(What you will do)
Lines containing the word "background" need to be counted. Please reply with how many there are, and nothing else.
** BEGIN Records for the exercise **
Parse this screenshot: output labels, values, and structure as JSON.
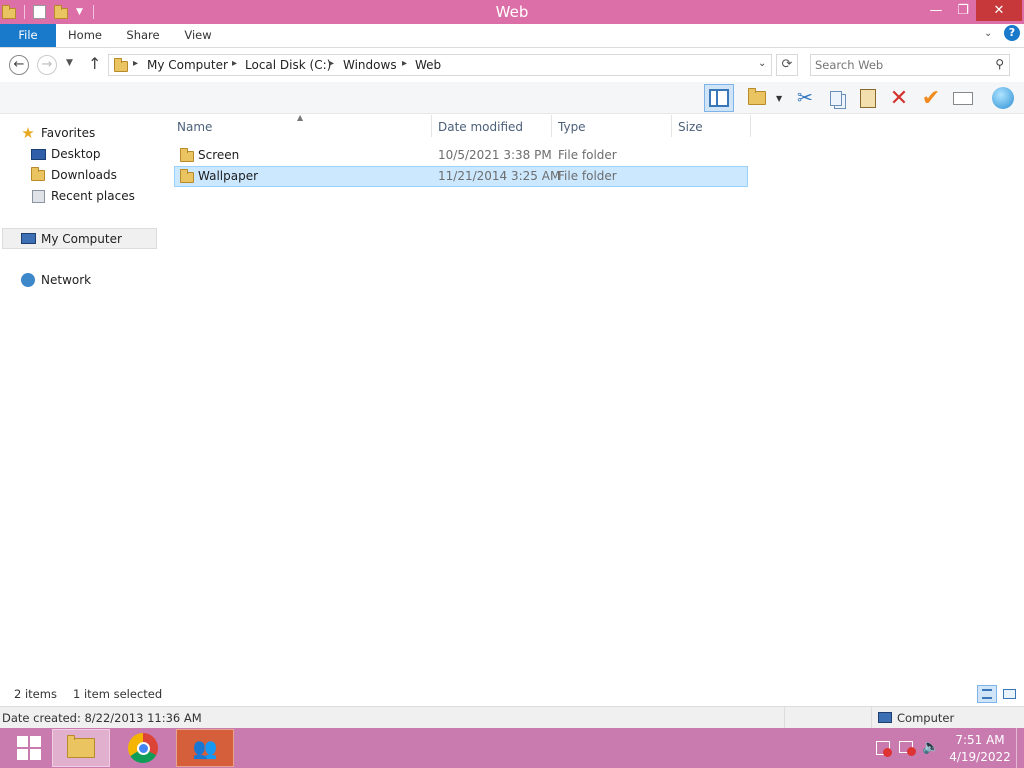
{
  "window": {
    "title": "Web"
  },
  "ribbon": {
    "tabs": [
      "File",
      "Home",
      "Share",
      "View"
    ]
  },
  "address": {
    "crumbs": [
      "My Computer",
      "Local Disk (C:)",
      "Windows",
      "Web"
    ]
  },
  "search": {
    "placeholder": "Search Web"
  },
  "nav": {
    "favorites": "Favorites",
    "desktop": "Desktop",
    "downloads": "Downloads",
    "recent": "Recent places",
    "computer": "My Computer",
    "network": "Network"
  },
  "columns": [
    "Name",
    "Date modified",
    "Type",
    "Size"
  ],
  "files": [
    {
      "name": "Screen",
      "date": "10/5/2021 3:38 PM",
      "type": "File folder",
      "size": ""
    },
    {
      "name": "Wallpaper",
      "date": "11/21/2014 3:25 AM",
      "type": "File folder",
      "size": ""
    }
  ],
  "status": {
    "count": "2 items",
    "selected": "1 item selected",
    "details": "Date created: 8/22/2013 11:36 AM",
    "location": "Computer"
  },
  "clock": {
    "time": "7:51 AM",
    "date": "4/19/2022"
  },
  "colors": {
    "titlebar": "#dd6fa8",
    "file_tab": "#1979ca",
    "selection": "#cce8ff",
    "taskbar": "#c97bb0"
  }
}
** END Records for the exercise **
** BEGIN Records for the exercise **
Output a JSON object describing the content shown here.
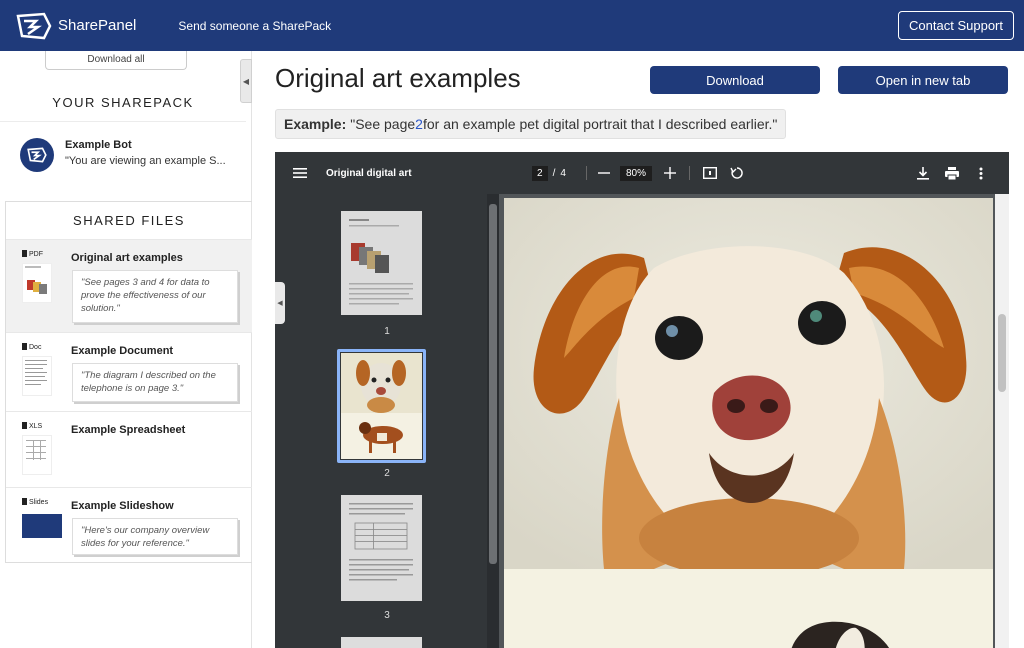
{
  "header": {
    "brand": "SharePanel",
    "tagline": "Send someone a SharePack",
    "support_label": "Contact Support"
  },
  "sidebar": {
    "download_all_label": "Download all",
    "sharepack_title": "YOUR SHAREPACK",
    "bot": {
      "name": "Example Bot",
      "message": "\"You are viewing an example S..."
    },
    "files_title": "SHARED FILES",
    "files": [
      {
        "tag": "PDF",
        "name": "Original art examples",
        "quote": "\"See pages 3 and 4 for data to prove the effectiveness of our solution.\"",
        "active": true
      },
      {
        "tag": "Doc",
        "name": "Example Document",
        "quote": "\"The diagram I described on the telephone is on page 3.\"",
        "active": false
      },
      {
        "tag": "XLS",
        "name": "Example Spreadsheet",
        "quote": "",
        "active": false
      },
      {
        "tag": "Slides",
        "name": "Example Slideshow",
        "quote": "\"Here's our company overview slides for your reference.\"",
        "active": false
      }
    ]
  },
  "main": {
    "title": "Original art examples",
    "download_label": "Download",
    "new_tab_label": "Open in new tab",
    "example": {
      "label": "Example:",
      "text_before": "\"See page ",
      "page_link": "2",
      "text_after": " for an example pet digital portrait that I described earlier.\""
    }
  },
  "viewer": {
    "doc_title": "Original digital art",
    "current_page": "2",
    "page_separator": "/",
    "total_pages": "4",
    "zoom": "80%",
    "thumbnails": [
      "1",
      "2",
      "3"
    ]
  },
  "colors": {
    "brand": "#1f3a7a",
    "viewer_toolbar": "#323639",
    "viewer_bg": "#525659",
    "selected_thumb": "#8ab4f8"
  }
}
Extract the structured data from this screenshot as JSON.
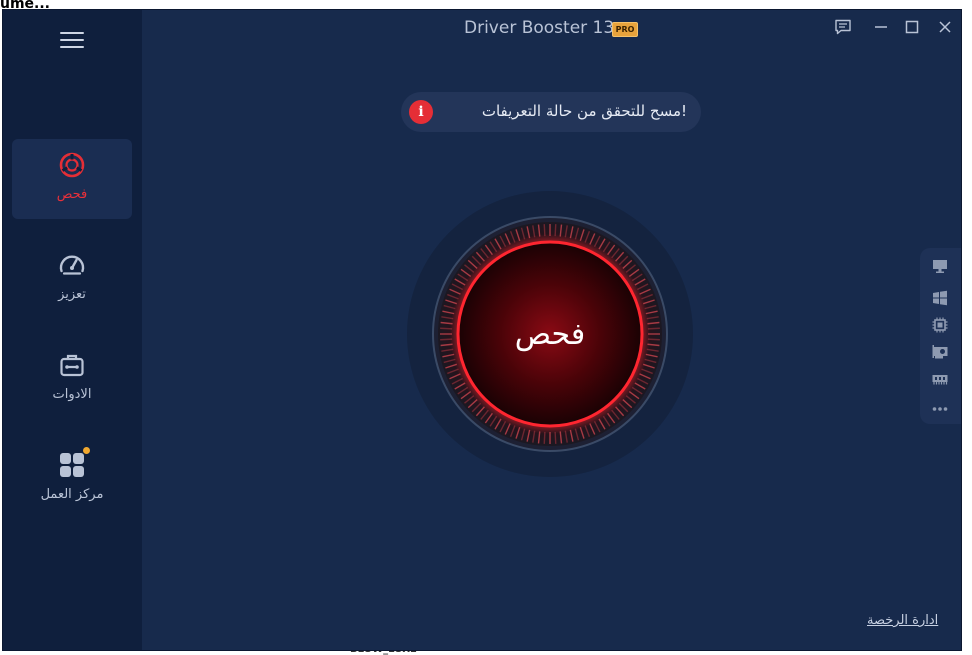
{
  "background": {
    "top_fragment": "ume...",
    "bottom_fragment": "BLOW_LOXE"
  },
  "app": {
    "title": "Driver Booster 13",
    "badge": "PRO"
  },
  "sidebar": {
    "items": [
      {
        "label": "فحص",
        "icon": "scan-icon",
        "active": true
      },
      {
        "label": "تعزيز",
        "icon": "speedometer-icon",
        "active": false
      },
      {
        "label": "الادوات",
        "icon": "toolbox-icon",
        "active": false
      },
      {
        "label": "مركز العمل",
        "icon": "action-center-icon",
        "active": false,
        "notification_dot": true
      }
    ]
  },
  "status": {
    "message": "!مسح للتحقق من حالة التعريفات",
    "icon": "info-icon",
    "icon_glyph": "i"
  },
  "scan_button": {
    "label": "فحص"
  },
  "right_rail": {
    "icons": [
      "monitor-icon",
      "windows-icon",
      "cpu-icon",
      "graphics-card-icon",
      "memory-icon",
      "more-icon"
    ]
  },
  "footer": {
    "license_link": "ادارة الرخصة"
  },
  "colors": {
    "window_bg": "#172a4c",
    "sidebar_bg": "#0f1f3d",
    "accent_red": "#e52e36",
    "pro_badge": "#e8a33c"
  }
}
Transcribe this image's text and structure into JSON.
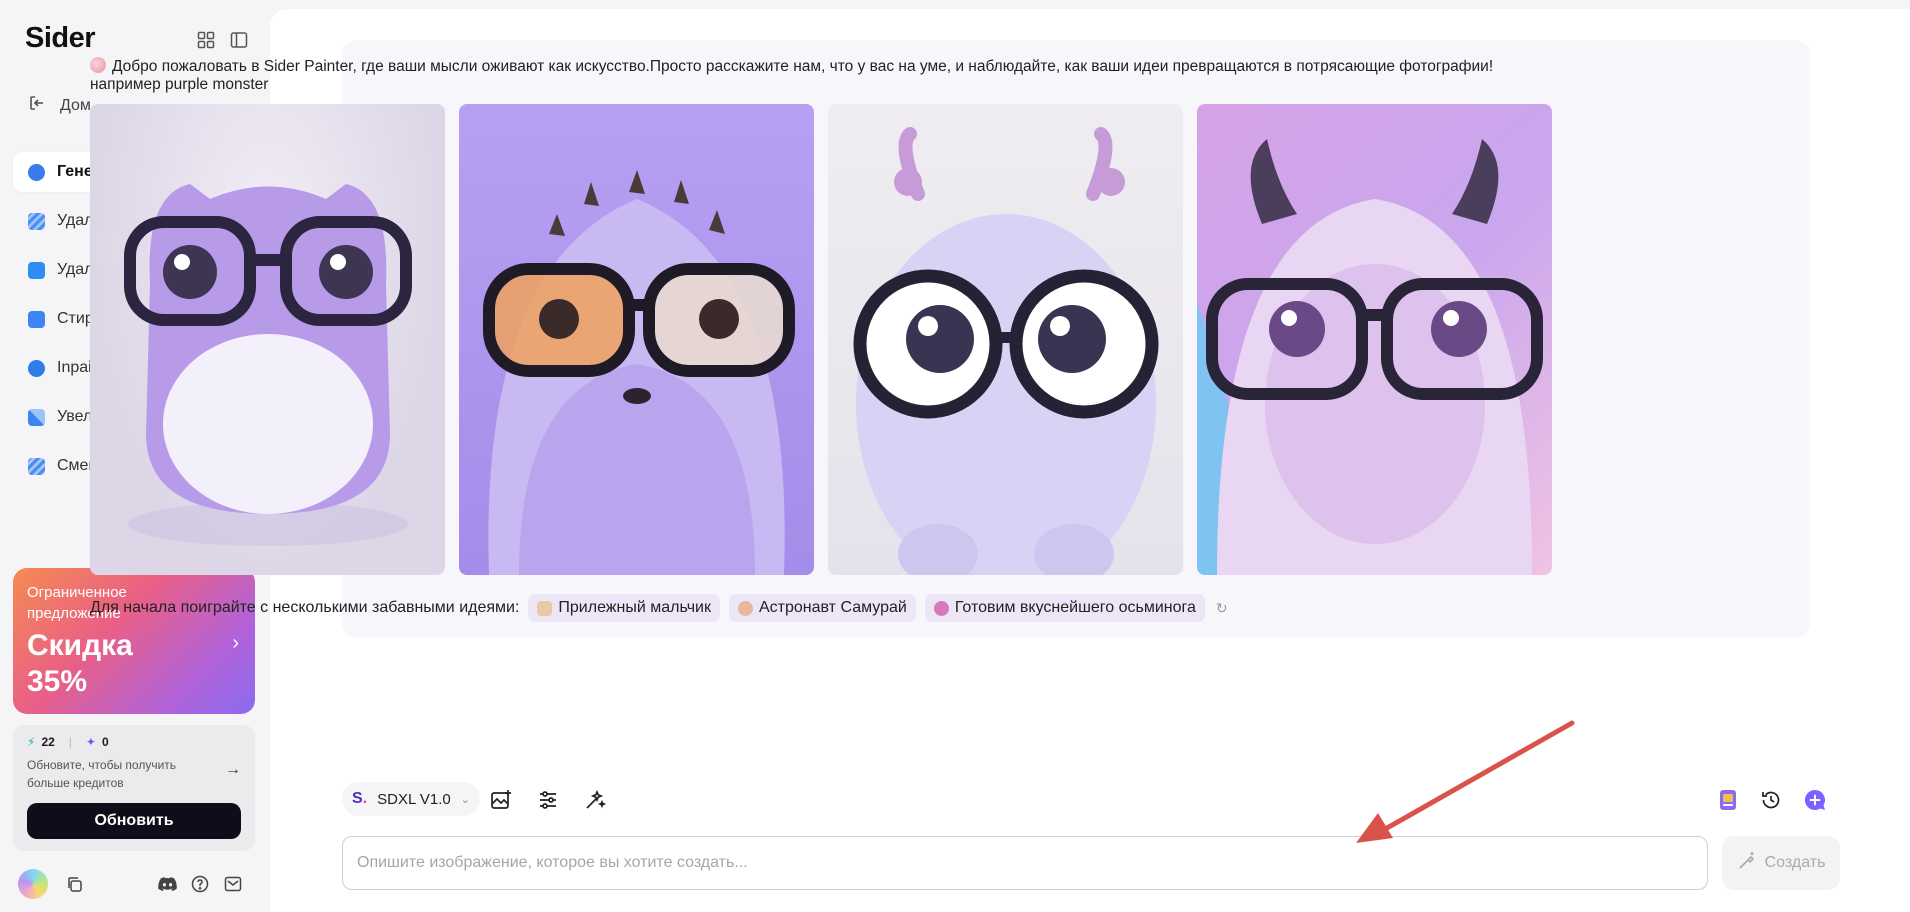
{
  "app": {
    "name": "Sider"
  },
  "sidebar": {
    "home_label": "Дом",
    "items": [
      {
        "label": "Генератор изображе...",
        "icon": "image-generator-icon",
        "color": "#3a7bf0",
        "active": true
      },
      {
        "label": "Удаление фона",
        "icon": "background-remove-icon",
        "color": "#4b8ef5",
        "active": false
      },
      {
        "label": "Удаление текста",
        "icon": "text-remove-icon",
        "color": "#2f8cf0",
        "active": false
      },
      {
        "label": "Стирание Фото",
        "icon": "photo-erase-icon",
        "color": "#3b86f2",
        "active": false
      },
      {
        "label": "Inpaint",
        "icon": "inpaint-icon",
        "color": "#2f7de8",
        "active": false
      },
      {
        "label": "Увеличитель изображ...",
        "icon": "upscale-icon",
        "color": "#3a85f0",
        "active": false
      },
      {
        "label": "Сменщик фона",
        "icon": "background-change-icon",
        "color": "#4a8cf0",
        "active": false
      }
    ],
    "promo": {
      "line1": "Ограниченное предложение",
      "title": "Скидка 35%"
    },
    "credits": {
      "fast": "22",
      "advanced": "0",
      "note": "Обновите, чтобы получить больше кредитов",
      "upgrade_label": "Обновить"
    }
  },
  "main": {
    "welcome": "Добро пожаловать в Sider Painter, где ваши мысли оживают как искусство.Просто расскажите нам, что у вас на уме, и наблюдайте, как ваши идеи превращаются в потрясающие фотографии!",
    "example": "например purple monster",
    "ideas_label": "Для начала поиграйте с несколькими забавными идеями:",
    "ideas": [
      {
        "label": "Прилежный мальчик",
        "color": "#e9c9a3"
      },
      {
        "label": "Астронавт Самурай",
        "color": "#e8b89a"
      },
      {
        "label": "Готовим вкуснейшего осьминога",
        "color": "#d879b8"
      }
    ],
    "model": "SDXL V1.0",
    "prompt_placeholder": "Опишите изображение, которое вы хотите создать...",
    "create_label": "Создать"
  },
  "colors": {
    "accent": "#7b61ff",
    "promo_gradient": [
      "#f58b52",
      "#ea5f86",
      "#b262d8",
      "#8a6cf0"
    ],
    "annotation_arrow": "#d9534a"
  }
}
** END Records for the exercise **
(Exercise solution)
3